- Promotional poster
- Also known as: 妹妹
- Written by: Mag Hsu [zh]
- Directed by: Chen Rong Hui
- Starring: Lan Cheng-lung Amber An Christina Mok [zh] An He
- Opening theme: Gone (走了) by Luan Tan A Xiang [zh]
- Ending theme: New home (新宿) by Amber An
- Country of origin: Taiwan
- Original language: Mandarin
- No. of seasons: 1
- No. of episodes: 13

Production
- Production location: Taiwan
- Running time: 90 minutes

Original release
- Network: TTV Main Channel
- Release: 8 August – 31 October 2014

= Apple in Your Eye =

Taiwanese television series

Apple in Your Eye (妹妹 (Mèimei)) is a 2014 Taiwanese television series. The series was produced by Qinai Studio Ltd. It stars Lan Cheng-lung, Amber An, Christina Mok and An He as the main leads. It was first aired on August 8, 2014 on TTV Main Channel after Prince William. The 13th and final episode aired on November 7, 2014.

== Synopsis ==
The Zhou family has high hopes in giving birth to a son, but was disappointed when Zhou Ji Wei was born a girl, making her the third daughter in line. Because she was a disappointment to the family, she was only ever given hand me downs from her sisters. She felt no love from her family, but luckily she feels the love of a family from her neighbor especially Dai Nai Nai. There she meets her 'brother' Dai Yao Qi and follows him around trying to be the best sister ever, however he has never wanted to have a sister. As she tries her best to be close to him as his sister, she slowly realizes the feelings she holds for him are not love for a brother but something more.

== Cast ==
=== Main cast ===
- Lan Cheng-lung as Dai Yao Qi
- Amber An as Zhou Ji Wei
- Christina Mok as Fang Shao Min
- An He as Yuan Fang

=== Extended cast ===
- Wu Ding Qian as A Bin
- Lai Pei Ying as Zhou Ji Xuan
- Patty Wu as Chou Chi-ju
- Li Zheng Da as Li Zheng
- Zhou Ming Fu as A Guang
- Zhang Ting Hu as Xiao Se
- Liu Lu Cun as Xiao Suang
- Yang Xiao Jun as Xiao Feng
- Bamboo Chen as Chou Chi-ju's fiancé
- Lin Mei-hsiu as Mei
- Winnie Chang as A&Z employee
- Hsia Ching Ting
- Phoebe Huang
- Wu Ding Qian
- Ding Ye Tian
- Jag Huang as San-mi (Chou Kuan-hsiung)

• Task brief
Rewrite the Apple in Your Eye page starting with "Original release" and going on through "November 7, 2014.", substituting "drama" for every "series".

• Coordinate annotation rows
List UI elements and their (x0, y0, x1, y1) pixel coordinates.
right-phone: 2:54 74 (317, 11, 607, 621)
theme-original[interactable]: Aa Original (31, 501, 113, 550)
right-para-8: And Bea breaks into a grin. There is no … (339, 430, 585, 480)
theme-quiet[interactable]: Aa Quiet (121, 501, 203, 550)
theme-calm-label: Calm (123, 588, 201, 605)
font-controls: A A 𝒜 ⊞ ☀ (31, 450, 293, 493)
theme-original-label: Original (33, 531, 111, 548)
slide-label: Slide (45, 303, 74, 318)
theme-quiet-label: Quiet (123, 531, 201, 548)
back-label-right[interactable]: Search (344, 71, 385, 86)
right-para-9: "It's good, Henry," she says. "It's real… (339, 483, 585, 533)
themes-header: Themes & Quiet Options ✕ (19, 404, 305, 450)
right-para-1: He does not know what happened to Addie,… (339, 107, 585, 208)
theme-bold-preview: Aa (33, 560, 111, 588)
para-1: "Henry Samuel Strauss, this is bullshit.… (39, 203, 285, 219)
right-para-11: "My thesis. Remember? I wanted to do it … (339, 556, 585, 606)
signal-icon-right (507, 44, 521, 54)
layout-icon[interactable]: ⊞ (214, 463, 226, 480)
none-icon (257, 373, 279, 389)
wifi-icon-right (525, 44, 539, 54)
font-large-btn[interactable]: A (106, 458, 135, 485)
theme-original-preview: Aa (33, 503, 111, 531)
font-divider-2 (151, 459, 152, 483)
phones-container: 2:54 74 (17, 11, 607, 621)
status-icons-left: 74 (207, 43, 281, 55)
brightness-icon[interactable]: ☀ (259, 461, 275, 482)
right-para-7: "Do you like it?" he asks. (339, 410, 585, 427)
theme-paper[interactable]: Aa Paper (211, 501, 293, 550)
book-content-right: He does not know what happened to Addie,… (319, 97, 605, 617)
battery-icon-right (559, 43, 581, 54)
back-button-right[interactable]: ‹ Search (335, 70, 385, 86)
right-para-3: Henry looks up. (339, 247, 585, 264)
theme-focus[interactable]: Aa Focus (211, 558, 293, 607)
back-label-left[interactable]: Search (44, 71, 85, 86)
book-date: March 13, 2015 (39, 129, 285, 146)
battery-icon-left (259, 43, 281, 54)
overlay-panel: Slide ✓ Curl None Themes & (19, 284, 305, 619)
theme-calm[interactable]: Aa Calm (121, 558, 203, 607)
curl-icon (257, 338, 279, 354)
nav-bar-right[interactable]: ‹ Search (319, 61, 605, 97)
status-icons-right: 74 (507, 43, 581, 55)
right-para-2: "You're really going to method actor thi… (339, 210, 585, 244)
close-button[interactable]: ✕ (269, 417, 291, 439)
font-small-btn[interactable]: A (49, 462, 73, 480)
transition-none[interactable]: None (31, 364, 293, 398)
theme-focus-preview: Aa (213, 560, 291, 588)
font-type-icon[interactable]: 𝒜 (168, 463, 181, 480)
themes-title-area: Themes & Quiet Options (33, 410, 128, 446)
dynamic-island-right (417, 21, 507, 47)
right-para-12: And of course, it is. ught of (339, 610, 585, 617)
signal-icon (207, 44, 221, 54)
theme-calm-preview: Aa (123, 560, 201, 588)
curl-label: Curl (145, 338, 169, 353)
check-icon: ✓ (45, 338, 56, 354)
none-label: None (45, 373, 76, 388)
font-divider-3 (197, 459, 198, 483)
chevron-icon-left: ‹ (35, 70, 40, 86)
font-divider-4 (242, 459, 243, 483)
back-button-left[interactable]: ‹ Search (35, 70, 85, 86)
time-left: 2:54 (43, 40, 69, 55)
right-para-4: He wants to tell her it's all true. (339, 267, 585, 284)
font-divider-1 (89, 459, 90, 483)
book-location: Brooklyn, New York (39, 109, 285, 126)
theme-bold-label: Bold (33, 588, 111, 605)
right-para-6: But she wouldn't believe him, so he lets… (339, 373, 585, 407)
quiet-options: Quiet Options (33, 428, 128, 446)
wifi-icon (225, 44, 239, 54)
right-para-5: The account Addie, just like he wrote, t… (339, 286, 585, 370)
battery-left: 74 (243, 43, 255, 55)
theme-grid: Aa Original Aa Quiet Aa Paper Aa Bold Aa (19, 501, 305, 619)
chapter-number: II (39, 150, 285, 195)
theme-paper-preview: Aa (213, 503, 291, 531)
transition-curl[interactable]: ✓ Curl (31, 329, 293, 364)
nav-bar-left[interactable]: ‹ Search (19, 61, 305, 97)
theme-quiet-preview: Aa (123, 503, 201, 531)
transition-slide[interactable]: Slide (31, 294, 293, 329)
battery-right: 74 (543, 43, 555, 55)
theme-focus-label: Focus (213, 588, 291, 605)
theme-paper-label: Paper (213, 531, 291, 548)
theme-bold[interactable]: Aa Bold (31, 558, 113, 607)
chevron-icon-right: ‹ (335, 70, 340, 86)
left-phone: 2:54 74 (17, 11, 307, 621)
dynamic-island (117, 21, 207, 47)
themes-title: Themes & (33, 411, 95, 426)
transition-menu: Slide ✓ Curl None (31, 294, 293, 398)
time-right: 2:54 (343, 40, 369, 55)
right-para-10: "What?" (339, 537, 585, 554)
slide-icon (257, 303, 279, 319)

• Result of this task
Original release
- Network: TTV Main Channel
- Release: 8 August – 31 October 2014

= Apple in Your Eye =

Taiwanese television drama

Apple in Your Eye (妹妹 (Mèimei)) is a 2014 Taiwanese television drama. The drama was produced by Qinai Studio Ltd. It stars Lan Cheng-lung, Amber An, Christina Mok and An He as the main leads. It was first aired on August 8, 2014 on TTV Main Channel after Prince William. The 13th and final episode aired on November 7, 2014.